--- START OF The input ---

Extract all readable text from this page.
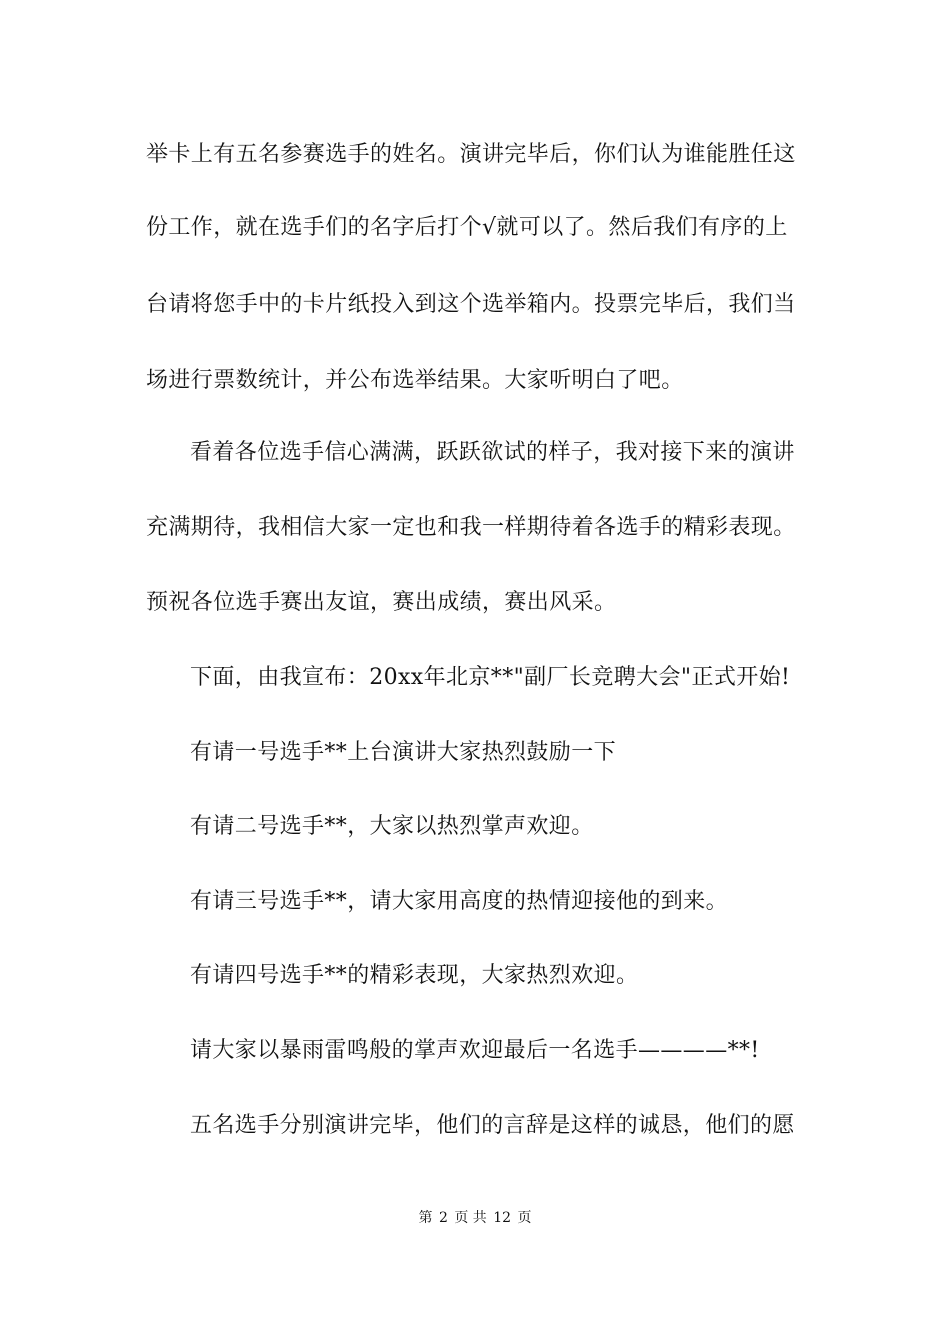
举卡上有五名参赛选手的姓名。演讲完毕后，你们认为谁能胜任这
份工作，就在选手们的名字后打个√就可以了。然后我们有序的上
台请将您手中的卡片纸投入到这个选举箱内。投票完毕后，我们当
场进行票数统计，并公布选举结果。大家听明白了吧。
看着各位选手信心满满，跃跃欲试的样子，我对接下来的演讲
充满期待，我相信大家一定也和我一样期待着各选手的精彩表现。
预祝各位选手赛出友谊，赛出成绩，赛出风采。
下面，由我宣布：20xx年北京**"副厂长竞聘大会"正式开始!
有请一号选手**上台演讲大家热烈鼓励一下
有请二号选手**，大家以热烈掌声欢迎。
有请三号选手**，请大家用高度的热情迎接他的到来。
有请四号选手**的精彩表现，大家热烈欢迎。
请大家以暴雨雷鸣般的掌声欢迎最后一名选手————**!
五名选手分别演讲完毕，他们的言辞是这样的诚恳，他们的愿
第 2 页 共 12 页
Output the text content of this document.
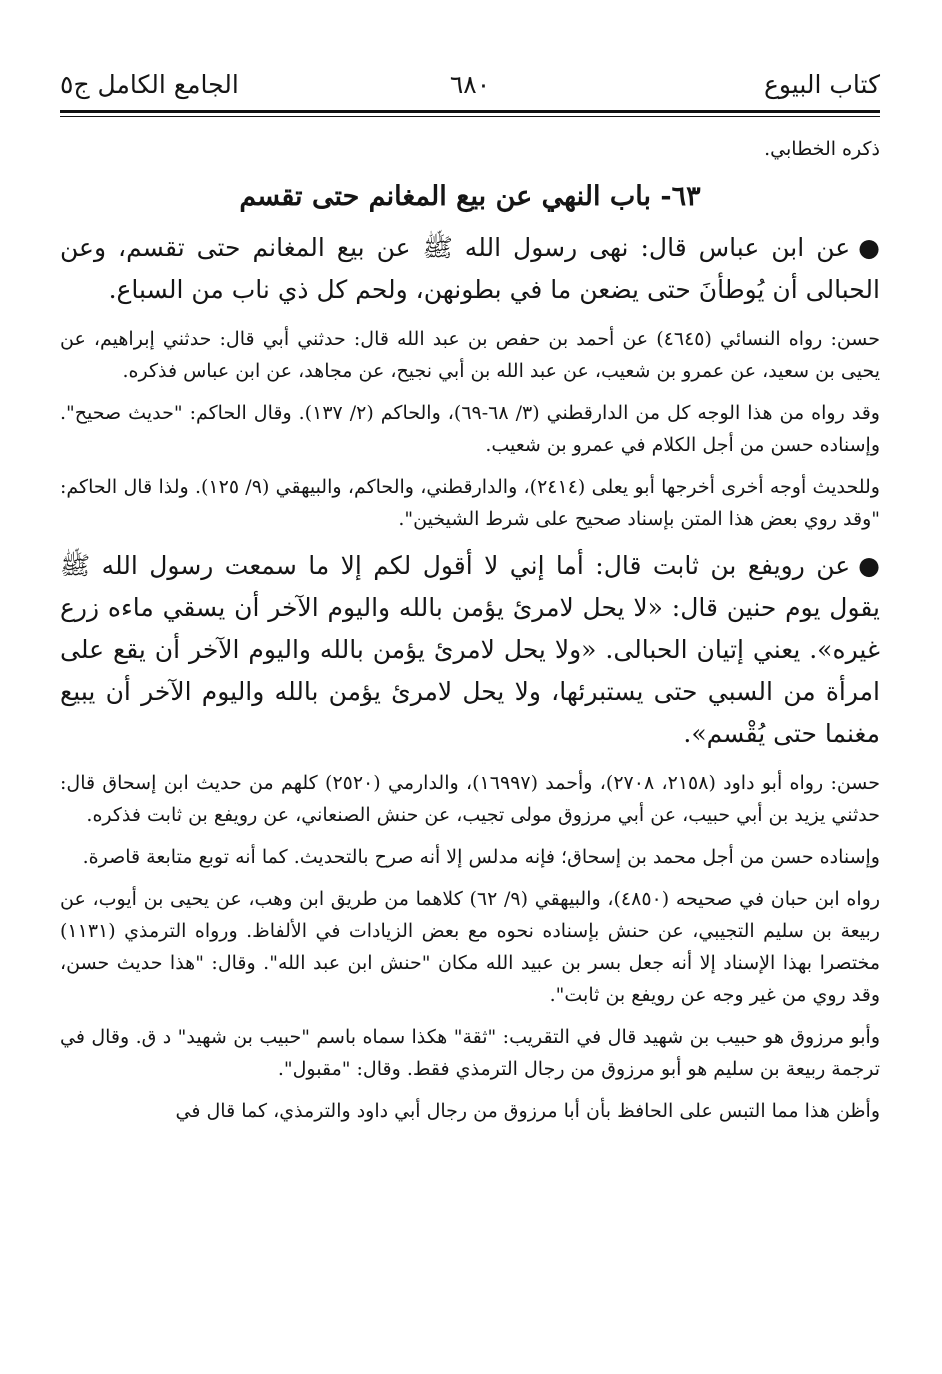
كتاب البيوع
٦٨٠
الجامع الكامل ج٥

ذكره الخطابي.

٦٣- باب النهي عن بيع المغانم حتى تقسم

●عن ابن عباس قال: نهى رسول الله ﷺ عن بيع المغانم حتى تقسم، وعن الحبالى أن يُوطأنَ حتى يضعن ما في بطونهن، ولحم كل ذي ناب من السباع.

حسن: رواه النسائي (٤٦٤٥) عن أحمد بن حفص بن عبد الله قال: حدثني أبي قال: حدثني إبراهيم، عن يحيى بن سعيد، عن عمرو بن شعيب، عن عبد الله بن أبي نجيح، عن مجاهد، عن ابن عباس فذكره.

وقد رواه من هذا الوجه كل من الدارقطني (٣/ ٦٨-٦٩)، والحاكم (٢/ ١٣٧). وقال الحاكم: "حديث صحيح". وإسناده حسن من أجل الكلام في عمرو بن شعيب.

وللحديث أوجه أخرى أخرجها أبو يعلى (٢٤١٤)، والدارقطني، والحاكم، والبيهقي (٩/ ١٢٥). ولذا قال الحاكم: "وقد روي بعض هذا المتن بإسناد صحيح على شرط الشيخين".

●عن رويفع بن ثابت قال: أما إني لا أقول لكم إلا ما سمعت رسول الله ﷺ يقول يوم حنين قال: «لا يحل لامرئ يؤمن بالله واليوم الآخر أن يسقي ماءه زرع غيره». يعني إتيان الحبالى. «ولا يحل لامرئ يؤمن بالله واليوم الآخر أن يقع على امرأة من السبي حتى يستبرئها، ولا يحل لامرئ يؤمن بالله واليوم الآخر أن يبيع مغنما حتى يُقْسم».

حسن: رواه أبو داود (٢١٥٨، ٢٧٠٨)، وأحمد (١٦٩٩٧)، والدارمي (٢٥٢٠) كلهم من حديث ابن إسحاق قال: حدثني يزيد بن أبي حبيب، عن أبي مرزوق مولى تجيب، عن حنش الصنعاني، عن رويفع بن ثابت فذكره.

وإسناده حسن من أجل محمد بن إسحاق؛ فإنه مدلس إلا أنه صرح بالتحديث. كما أنه توبع متابعة قاصرة.

رواه ابن حبان في صحيحه (٤٨٥٠)، والبيهقي (٩/ ٦٢) كلاهما من طريق ابن وهب، عن يحيى بن أيوب، عن ربيعة بن سليم التجيبي، عن حنش بإسناده نحوه مع بعض الزيادات في الألفاظ. ورواه الترمذي (١١٣١) مختصرا بهذا الإسناد إلا أنه جعل بسر بن عبيد الله مكان "حنش ابن عبد الله". وقال: "هذا حديث حسن، وقد روي من غير وجه عن رويفع بن ثابت".

وأبو مرزوق هو حبيب بن شهيد قال في التقريب: "ثقة" هكذا سماه باسم "حبيب بن شهيد" د ق. وقال في ترجمة ربيعة بن سليم هو أبو مرزوق من رجال الترمذي فقط. وقال: "مقبول".

وأظن هذا مما التبس على الحافظ بأن أبا مرزوق من رجال أبي داود والترمذي، كما قال في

--- END OF The input ---

▶ Problem
Look through the data and show every line containing "الحاكم".

▶ Full output
وقد رواه من هذا الوجه كل من الدارقطني (٣/ ٦٨-٦٩)، والحاكم (٢/ ١٣٧). وقال الحاكم: "حديث صحيح". وإسناده حسن من أجل الكلام في عمرو بن شعيب.
وللحديث أوجه أخرى أخرجها أبو يعلى (٢٤١٤)، والدارقطني، والحاكم، والبيهقي (٩/ ١٢٥). ولذا قال الحاكم: "وقد روي بعض هذا المتن بإسناد صحيح على شرط الشيخين".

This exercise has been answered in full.